+++ Given information +++

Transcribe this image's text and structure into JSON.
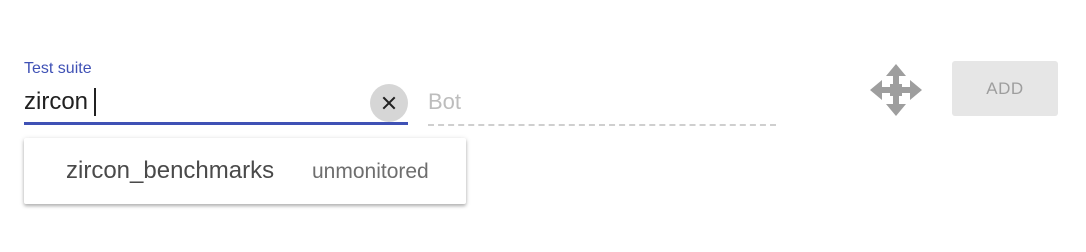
{
  "suite_field": {
    "label": "Test suite",
    "value": "zircon",
    "clear_icon": "close-icon"
  },
  "bot_field": {
    "placeholder": "Bot",
    "value": ""
  },
  "drag_handle": {
    "icon": "move-arrows-icon"
  },
  "add_button": {
    "label": "ADD"
  },
  "suggestions": [
    {
      "name": "zircon_benchmarks",
      "tag": "unmonitored"
    }
  ],
  "colors": {
    "accent": "#3f51b5",
    "clear_button_bg": "#d6d6d6",
    "disabled_button_bg": "#e6e6e6",
    "disabled_text": "#9e9e9e",
    "icon_gray": "#9e9e9e"
  }
}
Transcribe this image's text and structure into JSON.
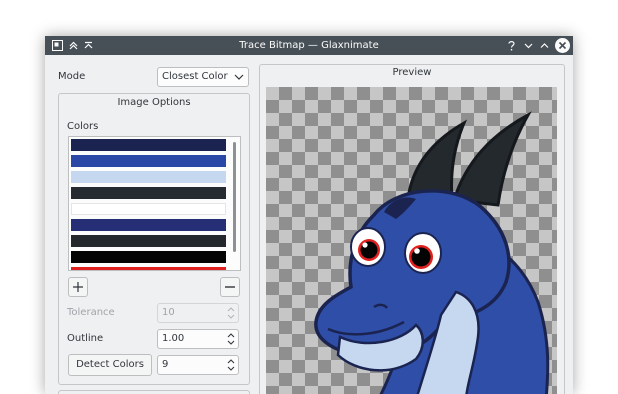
{
  "window": {
    "title": "Trace Bitmap — Glaxnimate"
  },
  "mode": {
    "label": "Mode",
    "value": "Closest Color"
  },
  "image_options": {
    "title": "Image Options",
    "colors_label": "Colors",
    "colors": [
      "#1b2451",
      "#2c48a6",
      "#c5d8ef",
      "#262b31",
      "#ffffff",
      "#262f75",
      "#24282d",
      "#040405",
      "#e0201e"
    ],
    "add_label": "+",
    "remove_label": "−",
    "tolerance_label": "Tolerance",
    "tolerance_value": "10",
    "outline_label": "Outline",
    "outline_value": "1.00",
    "detect_label": "Detect Colors",
    "detect_value": "9"
  },
  "preview": {
    "title": "Preview"
  },
  "colors": {
    "titlebar": "#475057",
    "window_bg": "#eff0f1",
    "dragon_blue": "#2f4ea7",
    "dragon_dark": "#1b2451",
    "dragon_light": "#c5d8ef",
    "horn": "#24292e",
    "eye_red": "#e0201e"
  }
}
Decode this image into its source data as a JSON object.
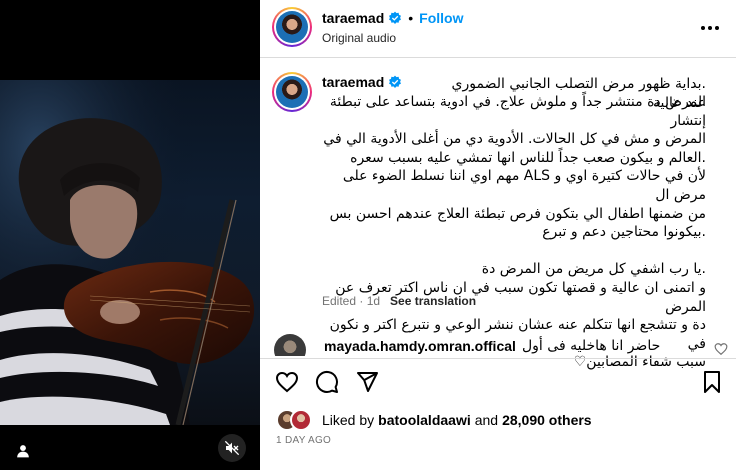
{
  "post": {
    "username": "taraemad",
    "follow_label": "Follow",
    "separator": "•",
    "audio": "Original audio",
    "caption_first_line": ".بداية ظهور مرض التصلب الجانبي الضموري عند عالية",
    "caption_rest": "المرض دة منتشر جداً و ملوش علاج. في ادوية بتساعد على تبطئة إنتشار\nالمرض و مش في كل الحالات. الأدوية دي من أغلى الأدوية الي في\n.العالم و بيكون صعب جداً للناس انها تمشي عليه بسبب سعره\nلأن في حالات كتيرة اوي و ALS مهم اوي اننا نسلط الضوء على مرض ال\nمن ضمنها اطفال الي بتكون فرص تبطئة العلاج عندهم احسن بس\n.بيكونوا محتاجين دعم و تبرع\n\n.يا رب اشفي كل مريض من المرض دة\nو اتمنى ان عالية و قصتها تكون سبب في ان ناس اكتر تعرف عن المرض\nدة و تتشجع انها تتكلم عنه عشان ننشر الوعي و نتبرع اكتر و نكون في\nسبب شفاء المصابين♡",
    "edited": "Edited · 1d",
    "see_translation": "See translation"
  },
  "comment": {
    "username": "mayada.hamdy.omran.offical",
    "text": "حاضر انا هاخليه فى أول"
  },
  "engagement": {
    "liked_by_prefix": "Liked by",
    "liked_by_user": "batoolaldaawi",
    "and": "and",
    "others_count": "28,090 others",
    "date": "1 DAY AGO"
  },
  "icons": {
    "verified": "verified-badge-icon",
    "more": "more-horizontal-icon",
    "like": "heart-icon",
    "comment": "comment-bubble-icon",
    "share": "paper-plane-icon",
    "save": "bookmark-icon",
    "user_tag": "person-tag-icon",
    "mute": "speaker-muted-icon"
  },
  "colors": {
    "accent": "#0095f6",
    "verified": "#0095f6",
    "muted_text": "#737373",
    "border": "#dbdbdb"
  }
}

+++

- [Written problem]
Leave out the pictures and copy the rest of the material above exactly.

- [Final answer]
Transcribe this image's text and structure into JSON.
{
  "suite_field": {
    "label": "Test suite",
    "value": "zircon",
    "clear_icon": "close-icon"
  },
  "bot_field": {
    "placeholder": "Bot",
    "value": ""
  },
  "drag_handle": {
    "icon": "move-arrows-icon"
  },
  "add_button": {
    "label": "ADD"
  },
  "suggestions": [
    {
      "name": "zircon_benchmarks",
      "tag": "unmonitored"
    }
  ],
  "colors": {
    "accent": "#3f51b5",
    "clear_button_bg": "#d6d6d6",
    "disabled_button_bg": "#e6e6e6",
    "disabled_text": "#9e9e9e",
    "icon_gray": "#9e9e9e"
  }
}
Transcribe this image's text and structure into JSON.
{
  "window": {
    "title": "Trace Bitmap — Glaxnimate"
  },
  "mode": {
    "label": "Mode",
    "value": "Closest Color"
  },
  "image_options": {
    "title": "Image Options",
    "colors_label": "Colors",
    "colors": [
      "#1b2451",
      "#2c48a6",
      "#c5d8ef",
      "#262b31",
      "#ffffff",
      "#262f75",
      "#24282d",
      "#040405",
      "#e0201e"
    ],
    "add_label": "+",
    "remove_label": "−",
    "tolerance_label": "Tolerance",
    "tolerance_value": "10",
    "outline_label": "Outline",
    "outline_value": "1.00",
    "detect_label": "Detect Colors",
    "detect_value": "9"
  },
  "preview": {
    "title": "Preview"
  },
  "colors": {
    "titlebar": "#475057",
    "window_bg": "#eff0f1",
    "dragon_blue": "#2f4ea7",
    "dragon_dark": "#1b2451",
    "dragon_light": "#c5d8ef",
    "horn": "#24292e",
    "eye_red": "#e0201e"
  }
}
Decode this image into its source data as a JSON object.
{
  "post": {
    "username": "taraemad",
    "follow_label": "Follow",
    "separator": "•",
    "audio": "Original audio",
    "caption_first_line": ".بداية ظهور مرض التصلب الجانبي الضموري عند عالية",
    "caption_rest": "المرض دة منتشر جداً و ملوش علاج. في ادوية بتساعد على تبطئة إنتشار\nالمرض و مش في كل الحالات. الأدوية دي من أغلى الأدوية الي في\n.العالم و بيكون صعب جداً للناس انها تمشي عليه بسبب سعره\nلأن في حالات كتيرة اوي و ALS مهم اوي اننا نسلط الضوء على مرض ال\nمن ضمنها اطفال الي بتكون فرص تبطئة العلاج عندهم احسن بس\n.بيكونوا محتاجين دعم و تبرع\n\n.يا رب اشفي كل مريض من المرض دة\nو اتمنى ان عالية و قصتها تكون سبب في ان ناس اكتر تعرف عن المرض\nدة و تتشجع انها تتكلم عنه عشان ننشر الوعي و نتبرع اكتر و نكون في\nسبب شفاء المصابين♡",
    "edited": "Edited · 1d",
    "see_translation": "See translation"
  },
  "comment": {
    "username": "mayada.hamdy.omran.offical",
    "text": "حاضر انا هاخليه فى أول"
  },
  "engagement": {
    "liked_by_prefix": "Liked by",
    "liked_by_user": "batoolaldaawi",
    "and": "and",
    "others_count": "28,090 others",
    "date": "1 DAY AGO"
  },
  "icons": {
    "verified": "verified-badge-icon",
    "more": "more-horizontal-icon",
    "like": "heart-icon",
    "comment": "comment-bubble-icon",
    "share": "paper-plane-icon",
    "save": "bookmark-icon",
    "user_tag": "person-tag-icon",
    "mute": "speaker-muted-icon"
  },
  "colors": {
    "accent": "#0095f6",
    "verified": "#0095f6",
    "muted_text": "#737373",
    "border": "#dbdbdb"
  }
}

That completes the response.